▶ _Exercise description_
Read the lines below and count those that have the word "value". Respond with the number only.

▶ _Records for the task_
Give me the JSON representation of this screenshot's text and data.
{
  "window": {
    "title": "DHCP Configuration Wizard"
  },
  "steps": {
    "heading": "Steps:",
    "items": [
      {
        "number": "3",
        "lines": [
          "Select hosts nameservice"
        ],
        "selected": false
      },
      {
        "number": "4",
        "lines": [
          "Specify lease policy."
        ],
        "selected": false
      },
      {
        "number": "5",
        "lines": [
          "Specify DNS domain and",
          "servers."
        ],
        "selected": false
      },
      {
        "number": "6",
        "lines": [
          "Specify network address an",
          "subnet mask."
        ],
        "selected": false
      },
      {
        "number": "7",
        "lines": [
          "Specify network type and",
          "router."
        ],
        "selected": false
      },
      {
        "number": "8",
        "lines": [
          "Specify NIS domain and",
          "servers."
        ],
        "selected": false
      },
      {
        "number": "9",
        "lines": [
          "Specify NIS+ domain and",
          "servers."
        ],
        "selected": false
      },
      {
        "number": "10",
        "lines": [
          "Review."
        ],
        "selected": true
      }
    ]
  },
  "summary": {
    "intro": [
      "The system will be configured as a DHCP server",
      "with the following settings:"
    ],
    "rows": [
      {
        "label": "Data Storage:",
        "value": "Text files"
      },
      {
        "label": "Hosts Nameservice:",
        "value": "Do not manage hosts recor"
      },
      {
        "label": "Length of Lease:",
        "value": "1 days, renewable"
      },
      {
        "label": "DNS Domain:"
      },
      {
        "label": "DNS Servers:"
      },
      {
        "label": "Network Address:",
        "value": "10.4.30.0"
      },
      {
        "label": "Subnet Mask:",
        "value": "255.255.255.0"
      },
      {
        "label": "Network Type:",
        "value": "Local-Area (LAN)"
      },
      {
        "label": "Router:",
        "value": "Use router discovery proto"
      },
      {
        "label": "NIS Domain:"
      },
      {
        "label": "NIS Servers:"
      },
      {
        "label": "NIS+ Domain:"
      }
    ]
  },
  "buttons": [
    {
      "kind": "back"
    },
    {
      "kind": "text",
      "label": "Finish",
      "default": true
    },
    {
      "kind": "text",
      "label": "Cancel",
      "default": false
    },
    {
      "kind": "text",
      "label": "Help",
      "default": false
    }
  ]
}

▶ _Worked solution_
7